Short task
Lines containing the word "kanji" are the ones to copy from the records below.

Records for this task
- - -
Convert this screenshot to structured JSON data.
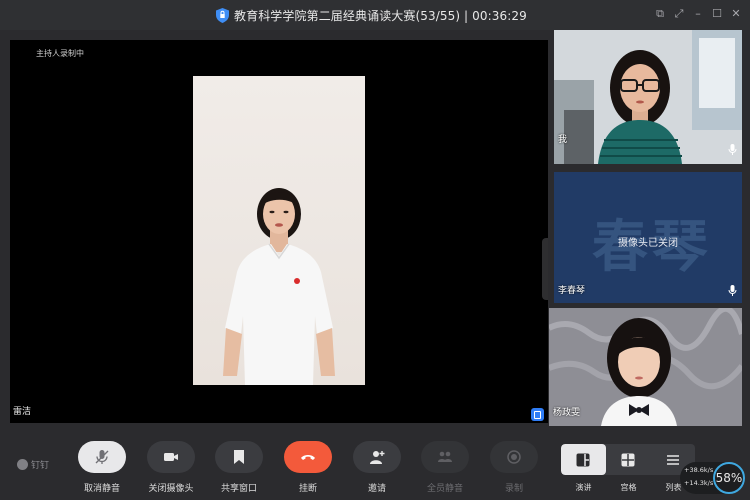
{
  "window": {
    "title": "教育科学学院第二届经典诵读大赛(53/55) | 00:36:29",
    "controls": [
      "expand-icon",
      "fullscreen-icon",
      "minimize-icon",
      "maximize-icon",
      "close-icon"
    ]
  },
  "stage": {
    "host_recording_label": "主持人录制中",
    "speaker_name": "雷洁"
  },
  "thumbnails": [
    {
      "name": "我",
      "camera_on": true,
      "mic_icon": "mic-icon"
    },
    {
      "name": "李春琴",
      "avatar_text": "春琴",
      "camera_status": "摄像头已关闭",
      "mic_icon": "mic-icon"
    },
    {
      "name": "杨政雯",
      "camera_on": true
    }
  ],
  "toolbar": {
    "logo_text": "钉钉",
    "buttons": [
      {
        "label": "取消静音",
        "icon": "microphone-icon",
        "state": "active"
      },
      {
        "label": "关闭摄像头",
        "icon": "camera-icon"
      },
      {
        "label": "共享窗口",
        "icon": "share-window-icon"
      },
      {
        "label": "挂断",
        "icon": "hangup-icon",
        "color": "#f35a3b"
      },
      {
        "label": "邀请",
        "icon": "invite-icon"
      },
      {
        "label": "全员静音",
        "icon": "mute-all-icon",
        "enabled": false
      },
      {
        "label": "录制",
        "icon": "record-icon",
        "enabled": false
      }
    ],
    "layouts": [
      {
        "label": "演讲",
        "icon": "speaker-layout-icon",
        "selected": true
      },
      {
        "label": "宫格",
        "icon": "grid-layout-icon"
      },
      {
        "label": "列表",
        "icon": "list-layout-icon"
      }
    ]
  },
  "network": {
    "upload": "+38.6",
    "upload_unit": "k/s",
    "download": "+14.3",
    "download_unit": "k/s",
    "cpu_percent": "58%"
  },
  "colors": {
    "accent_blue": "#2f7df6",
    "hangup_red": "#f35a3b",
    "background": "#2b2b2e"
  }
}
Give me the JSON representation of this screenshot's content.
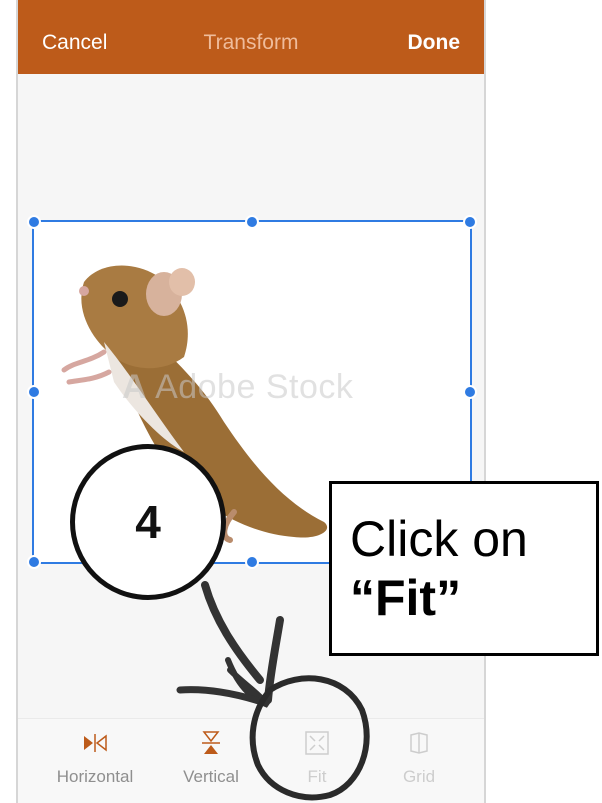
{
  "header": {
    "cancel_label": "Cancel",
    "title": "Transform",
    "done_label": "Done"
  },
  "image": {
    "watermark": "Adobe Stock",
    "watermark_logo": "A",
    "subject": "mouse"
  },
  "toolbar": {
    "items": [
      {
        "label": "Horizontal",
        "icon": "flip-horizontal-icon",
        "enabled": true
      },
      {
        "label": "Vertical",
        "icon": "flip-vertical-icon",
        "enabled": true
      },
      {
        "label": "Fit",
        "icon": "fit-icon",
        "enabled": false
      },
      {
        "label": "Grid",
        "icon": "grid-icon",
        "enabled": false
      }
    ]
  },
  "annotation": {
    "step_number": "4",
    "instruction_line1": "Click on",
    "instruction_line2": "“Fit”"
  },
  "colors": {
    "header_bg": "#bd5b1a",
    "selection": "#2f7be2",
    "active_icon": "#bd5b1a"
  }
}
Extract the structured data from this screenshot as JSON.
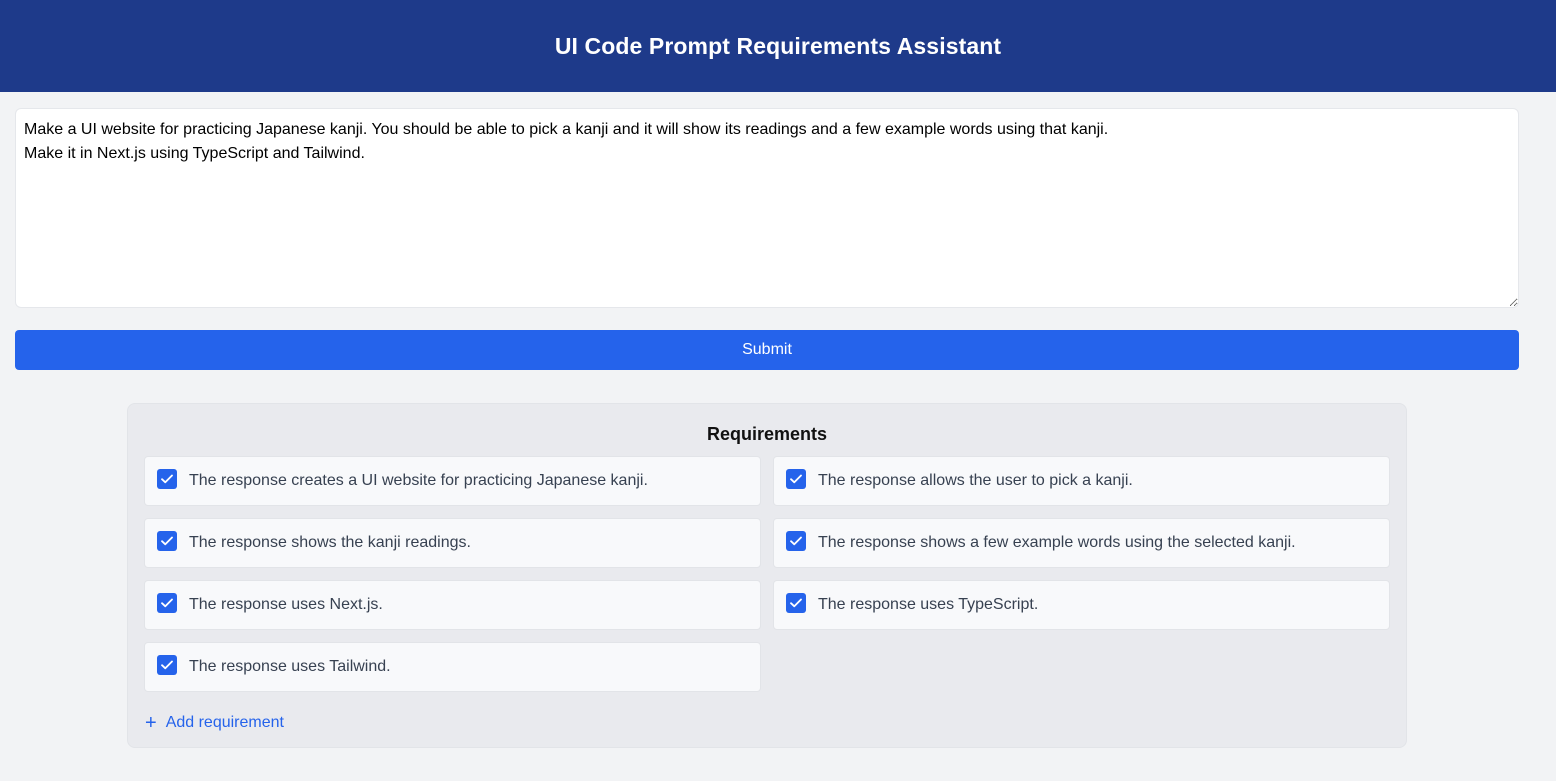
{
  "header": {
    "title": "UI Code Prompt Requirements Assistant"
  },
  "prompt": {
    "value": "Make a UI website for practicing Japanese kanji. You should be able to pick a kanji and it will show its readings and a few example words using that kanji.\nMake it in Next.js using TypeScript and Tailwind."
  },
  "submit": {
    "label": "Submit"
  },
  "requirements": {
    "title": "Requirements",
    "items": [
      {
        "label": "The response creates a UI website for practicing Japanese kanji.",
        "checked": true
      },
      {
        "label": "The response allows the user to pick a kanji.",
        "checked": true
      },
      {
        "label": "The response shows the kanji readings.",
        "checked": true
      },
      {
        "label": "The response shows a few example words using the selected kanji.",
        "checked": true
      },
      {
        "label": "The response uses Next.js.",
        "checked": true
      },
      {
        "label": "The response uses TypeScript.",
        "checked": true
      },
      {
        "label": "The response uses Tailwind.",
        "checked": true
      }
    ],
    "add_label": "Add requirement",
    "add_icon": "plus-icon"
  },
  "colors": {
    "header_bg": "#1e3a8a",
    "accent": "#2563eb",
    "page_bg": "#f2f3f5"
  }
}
- - -
Complete output
    "value": "Make a UI website for practicing Japanese kanji. You should be able to pick a kanji and it will show its readings and a few example words using that kanji.\nMake it in Next.js using TypeScript and Tailwind."
        "label": "The response creates a UI website for practicing Japanese kanji.",
        "label": "The response allows the user to pick a kanji.",
        "label": "The response shows the kanji readings.",
        "label": "The response shows a few example words using the selected kanji.",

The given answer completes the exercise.